» **WRITTEN REQUEST**:
Return a copy of each line that holds the string "Ackerfläche".

» **STORED RECORDS**:
-*-*-
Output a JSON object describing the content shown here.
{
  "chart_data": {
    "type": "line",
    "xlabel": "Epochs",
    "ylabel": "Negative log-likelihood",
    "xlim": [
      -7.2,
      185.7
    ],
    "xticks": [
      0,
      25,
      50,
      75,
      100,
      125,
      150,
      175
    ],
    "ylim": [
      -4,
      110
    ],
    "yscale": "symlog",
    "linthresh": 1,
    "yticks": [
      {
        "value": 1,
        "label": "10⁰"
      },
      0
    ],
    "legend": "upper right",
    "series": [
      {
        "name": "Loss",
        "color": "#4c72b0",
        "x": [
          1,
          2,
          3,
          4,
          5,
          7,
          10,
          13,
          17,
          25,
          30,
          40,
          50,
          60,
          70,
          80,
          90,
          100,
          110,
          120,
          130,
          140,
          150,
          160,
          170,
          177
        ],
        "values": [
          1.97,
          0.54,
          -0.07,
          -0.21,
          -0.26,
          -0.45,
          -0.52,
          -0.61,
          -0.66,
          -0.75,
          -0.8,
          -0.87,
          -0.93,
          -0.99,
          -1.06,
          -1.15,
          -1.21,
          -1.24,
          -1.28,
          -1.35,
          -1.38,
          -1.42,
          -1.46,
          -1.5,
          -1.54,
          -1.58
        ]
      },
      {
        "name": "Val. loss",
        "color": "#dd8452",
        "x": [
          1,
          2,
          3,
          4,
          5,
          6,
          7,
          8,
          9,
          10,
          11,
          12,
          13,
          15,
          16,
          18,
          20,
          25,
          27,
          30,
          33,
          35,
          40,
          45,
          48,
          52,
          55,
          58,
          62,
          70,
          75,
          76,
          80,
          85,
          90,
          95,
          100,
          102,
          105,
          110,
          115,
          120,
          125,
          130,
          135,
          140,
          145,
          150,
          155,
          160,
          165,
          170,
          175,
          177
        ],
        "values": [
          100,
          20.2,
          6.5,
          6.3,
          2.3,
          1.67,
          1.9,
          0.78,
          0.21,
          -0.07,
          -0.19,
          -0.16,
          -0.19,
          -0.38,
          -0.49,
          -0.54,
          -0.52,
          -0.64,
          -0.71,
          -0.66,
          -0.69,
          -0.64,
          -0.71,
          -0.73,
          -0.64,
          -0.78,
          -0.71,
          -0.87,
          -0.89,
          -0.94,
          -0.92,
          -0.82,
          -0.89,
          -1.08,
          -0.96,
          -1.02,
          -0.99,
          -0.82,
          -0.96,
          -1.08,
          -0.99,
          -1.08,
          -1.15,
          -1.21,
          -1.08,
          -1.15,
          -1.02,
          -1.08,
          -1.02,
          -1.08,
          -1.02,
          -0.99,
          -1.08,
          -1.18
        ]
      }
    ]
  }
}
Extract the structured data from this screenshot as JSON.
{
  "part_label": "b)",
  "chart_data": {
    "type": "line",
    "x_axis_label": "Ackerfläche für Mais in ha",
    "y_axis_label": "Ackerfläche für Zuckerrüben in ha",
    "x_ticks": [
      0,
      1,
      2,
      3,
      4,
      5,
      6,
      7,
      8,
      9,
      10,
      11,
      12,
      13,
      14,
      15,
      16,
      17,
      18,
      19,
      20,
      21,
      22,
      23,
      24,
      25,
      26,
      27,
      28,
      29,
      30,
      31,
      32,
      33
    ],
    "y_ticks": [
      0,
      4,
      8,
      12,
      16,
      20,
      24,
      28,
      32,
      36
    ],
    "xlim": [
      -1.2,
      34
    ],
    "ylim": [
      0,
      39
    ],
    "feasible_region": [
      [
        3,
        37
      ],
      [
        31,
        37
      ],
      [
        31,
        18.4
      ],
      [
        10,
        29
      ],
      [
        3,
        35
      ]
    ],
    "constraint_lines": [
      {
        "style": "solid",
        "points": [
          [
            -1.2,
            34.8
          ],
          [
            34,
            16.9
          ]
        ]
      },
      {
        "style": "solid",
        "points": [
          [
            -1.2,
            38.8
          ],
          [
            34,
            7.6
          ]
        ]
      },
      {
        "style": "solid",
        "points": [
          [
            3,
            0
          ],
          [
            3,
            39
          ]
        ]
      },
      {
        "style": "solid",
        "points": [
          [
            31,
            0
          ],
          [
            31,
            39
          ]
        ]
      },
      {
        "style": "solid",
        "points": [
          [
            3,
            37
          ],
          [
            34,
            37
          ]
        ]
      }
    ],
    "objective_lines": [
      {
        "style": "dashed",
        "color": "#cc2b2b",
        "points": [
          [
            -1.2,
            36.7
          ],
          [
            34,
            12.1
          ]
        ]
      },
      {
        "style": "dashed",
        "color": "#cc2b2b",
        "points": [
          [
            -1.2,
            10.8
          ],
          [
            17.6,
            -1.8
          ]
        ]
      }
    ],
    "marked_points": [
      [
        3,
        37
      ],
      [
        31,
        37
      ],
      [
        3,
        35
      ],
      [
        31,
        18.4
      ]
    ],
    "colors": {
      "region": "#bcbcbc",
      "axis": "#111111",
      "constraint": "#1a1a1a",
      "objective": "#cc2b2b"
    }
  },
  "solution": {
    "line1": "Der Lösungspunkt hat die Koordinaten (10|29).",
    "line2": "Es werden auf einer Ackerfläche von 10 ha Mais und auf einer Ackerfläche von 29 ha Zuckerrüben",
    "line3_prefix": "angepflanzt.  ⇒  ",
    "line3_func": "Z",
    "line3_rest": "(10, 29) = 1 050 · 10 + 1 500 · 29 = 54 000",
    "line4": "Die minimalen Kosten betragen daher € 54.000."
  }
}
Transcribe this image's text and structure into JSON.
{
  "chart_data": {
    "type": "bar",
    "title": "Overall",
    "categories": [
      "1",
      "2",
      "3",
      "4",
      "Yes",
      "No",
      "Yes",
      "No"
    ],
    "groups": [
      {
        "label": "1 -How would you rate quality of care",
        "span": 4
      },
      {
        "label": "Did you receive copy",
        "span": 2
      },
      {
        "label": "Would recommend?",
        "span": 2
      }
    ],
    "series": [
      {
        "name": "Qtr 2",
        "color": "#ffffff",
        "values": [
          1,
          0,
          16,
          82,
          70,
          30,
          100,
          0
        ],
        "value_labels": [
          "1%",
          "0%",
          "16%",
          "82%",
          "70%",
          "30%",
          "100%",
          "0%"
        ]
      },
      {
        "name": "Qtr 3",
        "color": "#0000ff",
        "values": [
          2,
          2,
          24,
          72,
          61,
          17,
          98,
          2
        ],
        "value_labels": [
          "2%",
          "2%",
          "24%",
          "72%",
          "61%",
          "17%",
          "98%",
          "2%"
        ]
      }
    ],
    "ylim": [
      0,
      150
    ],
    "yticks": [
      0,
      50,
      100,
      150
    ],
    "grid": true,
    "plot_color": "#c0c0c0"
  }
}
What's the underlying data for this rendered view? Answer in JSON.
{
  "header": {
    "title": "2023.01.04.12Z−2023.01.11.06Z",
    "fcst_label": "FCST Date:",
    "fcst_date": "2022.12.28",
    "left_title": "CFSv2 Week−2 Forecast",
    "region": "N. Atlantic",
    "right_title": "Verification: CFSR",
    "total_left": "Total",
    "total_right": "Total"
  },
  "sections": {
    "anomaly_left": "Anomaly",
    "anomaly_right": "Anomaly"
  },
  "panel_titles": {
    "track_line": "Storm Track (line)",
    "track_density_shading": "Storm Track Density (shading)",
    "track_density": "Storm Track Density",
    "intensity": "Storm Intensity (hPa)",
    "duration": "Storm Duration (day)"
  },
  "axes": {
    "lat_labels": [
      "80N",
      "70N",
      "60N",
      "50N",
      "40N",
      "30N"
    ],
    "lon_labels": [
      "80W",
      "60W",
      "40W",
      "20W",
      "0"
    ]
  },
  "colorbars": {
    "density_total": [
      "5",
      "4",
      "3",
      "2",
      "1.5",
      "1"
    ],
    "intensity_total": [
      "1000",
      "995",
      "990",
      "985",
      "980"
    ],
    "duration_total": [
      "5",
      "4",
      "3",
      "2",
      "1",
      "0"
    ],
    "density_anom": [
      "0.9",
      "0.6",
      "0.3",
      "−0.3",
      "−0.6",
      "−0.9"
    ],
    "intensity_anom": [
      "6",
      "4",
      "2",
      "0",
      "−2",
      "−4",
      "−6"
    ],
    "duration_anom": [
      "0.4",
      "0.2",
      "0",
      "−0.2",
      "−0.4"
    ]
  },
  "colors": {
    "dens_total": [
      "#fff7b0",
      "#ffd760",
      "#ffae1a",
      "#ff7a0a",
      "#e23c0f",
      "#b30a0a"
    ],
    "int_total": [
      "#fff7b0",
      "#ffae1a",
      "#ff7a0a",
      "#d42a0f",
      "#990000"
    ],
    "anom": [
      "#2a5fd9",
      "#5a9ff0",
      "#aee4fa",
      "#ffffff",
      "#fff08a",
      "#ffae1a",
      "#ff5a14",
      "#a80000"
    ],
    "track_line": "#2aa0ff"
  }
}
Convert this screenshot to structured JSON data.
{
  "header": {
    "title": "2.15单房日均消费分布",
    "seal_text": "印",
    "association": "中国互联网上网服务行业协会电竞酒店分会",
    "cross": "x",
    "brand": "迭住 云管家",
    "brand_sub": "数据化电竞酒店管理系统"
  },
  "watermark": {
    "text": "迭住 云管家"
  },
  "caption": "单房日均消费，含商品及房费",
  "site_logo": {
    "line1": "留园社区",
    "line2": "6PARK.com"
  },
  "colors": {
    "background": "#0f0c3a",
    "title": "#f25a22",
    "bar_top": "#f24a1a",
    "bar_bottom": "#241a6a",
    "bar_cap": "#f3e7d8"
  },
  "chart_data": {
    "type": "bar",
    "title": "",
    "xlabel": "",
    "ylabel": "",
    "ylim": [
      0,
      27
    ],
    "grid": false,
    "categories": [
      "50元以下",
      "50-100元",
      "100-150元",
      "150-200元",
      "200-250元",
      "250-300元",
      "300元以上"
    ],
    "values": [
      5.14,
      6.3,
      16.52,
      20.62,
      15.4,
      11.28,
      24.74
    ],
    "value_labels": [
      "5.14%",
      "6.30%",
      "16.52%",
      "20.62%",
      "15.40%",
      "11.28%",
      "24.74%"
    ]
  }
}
-*-*-
» **THE ANSWER**:
    "x_axis_label": "Ackerfläche für Mais in ha",
    "y_axis_label": "Ackerfläche für Zuckerrüben in ha",
    "line2": "Es werden auf einer Ackerfläche von 10 ha Mais und auf einer Ackerfläche von 29 ha Zuckerrüben",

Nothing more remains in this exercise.